◆ Dataset content
###

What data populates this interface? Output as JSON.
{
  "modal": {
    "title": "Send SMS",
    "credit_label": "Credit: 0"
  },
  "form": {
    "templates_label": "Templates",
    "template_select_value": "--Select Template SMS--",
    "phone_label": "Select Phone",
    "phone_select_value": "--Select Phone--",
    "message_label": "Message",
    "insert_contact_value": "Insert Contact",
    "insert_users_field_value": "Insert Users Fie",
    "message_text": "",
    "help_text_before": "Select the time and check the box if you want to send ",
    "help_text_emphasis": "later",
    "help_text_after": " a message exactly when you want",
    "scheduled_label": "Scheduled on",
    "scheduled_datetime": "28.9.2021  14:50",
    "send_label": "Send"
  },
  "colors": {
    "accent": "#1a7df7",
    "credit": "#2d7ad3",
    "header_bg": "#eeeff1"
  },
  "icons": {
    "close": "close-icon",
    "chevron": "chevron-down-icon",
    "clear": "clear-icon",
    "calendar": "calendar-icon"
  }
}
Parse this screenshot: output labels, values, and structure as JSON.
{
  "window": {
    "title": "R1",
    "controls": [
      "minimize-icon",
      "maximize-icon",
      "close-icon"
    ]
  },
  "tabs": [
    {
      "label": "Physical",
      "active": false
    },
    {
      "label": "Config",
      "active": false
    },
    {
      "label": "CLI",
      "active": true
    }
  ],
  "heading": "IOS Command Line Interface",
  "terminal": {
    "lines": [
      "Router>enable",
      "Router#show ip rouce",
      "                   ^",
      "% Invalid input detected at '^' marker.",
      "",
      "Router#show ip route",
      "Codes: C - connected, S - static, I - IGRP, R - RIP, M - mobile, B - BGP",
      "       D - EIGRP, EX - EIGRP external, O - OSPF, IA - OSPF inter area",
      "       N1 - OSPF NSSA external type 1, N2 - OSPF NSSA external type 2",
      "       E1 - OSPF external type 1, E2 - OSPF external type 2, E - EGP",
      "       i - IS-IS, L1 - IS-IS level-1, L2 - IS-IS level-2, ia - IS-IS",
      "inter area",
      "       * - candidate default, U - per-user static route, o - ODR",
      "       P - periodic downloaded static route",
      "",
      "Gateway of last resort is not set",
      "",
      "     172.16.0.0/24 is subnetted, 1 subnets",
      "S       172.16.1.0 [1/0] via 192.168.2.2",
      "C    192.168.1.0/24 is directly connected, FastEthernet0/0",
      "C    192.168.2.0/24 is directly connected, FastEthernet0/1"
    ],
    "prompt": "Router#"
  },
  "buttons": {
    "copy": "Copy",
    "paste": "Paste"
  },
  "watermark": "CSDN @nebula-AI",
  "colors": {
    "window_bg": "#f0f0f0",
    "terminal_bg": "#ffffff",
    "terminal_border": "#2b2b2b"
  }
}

###

◆ Your instructions
Reproduce the material above, every line of it, exactly.

◆ Output of the exercise
What data populates this interface? Output as JSON.
{
  "modal": {
    "title": "Send SMS",
    "credit_label": "Credit: 0"
  },
  "form": {
    "templates_label": "Templates",
    "template_select_value": "--Select Template SMS--",
    "phone_label": "Select Phone",
    "phone_select_value": "--Select Phone--",
    "message_label": "Message",
    "insert_contact_value": "Insert Contact",
    "insert_users_field_value": "Insert Users Fie",
    "message_text": "",
    "help_text_before": "Select the time and check the box if you want to send ",
    "help_text_emphasis": "later",
    "help_text_after": " a message exactly when you want",
    "scheduled_label": "Scheduled on",
    "scheduled_datetime": "28.9.2021  14:50",
    "send_label": "Send"
  },
  "colors": {
    "accent": "#1a7df7",
    "credit": "#2d7ad3",
    "header_bg": "#eeeff1"
  },
  "icons": {
    "close": "close-icon",
    "chevron": "chevron-down-icon",
    "clear": "clear-icon",
    "calendar": "calendar-icon"
  }
}
Parse this screenshot: output labels, values, and structure as JSON.
{
  "window": {
    "title": "R1",
    "controls": [
      "minimize-icon",
      "maximize-icon",
      "close-icon"
    ]
  },
  "tabs": [
    {
      "label": "Physical",
      "active": false
    },
    {
      "label": "Config",
      "active": false
    },
    {
      "label": "CLI",
      "active": true
    }
  ],
  "heading": "IOS Command Line Interface",
  "terminal": {
    "lines": [
      "Router>enable",
      "Router#show ip rouce",
      "                   ^",
      "% Invalid input detected at '^' marker.",
      "",
      "Router#show ip route",
      "Codes: C - connected, S - static, I - IGRP, R - RIP, M - mobile, B - BGP",
      "       D - EIGRP, EX - EIGRP external, O - OSPF, IA - OSPF inter area",
      "       N1 - OSPF NSSA external type 1, N2 - OSPF NSSA external type 2",
      "       E1 - OSPF external type 1, E2 - OSPF external type 2, E - EGP",
      "       i - IS-IS, L1 - IS-IS level-1, L2 - IS-IS level-2, ia - IS-IS",
      "inter area",
      "       * - candidate default, U - per-user static route, o - ODR",
      "       P - periodic downloaded static route",
      "",
      "Gateway of last resort is not set",
      "",
      "     172.16.0.0/24 is subnetted, 1 subnets",
      "S       172.16.1.0 [1/0] via 192.168.2.2",
      "C    192.168.1.0/24 is directly connected, FastEthernet0/0",
      "C    192.168.2.0/24 is directly connected, FastEthernet0/1"
    ],
    "prompt": "Router#"
  },
  "buttons": {
    "copy": "Copy",
    "paste": "Paste"
  },
  "watermark": "CSDN @nebula-AI",
  "colors": {
    "window_bg": "#f0f0f0",
    "terminal_bg": "#ffffff",
    "terminal_border": "#2b2b2b"
  }
}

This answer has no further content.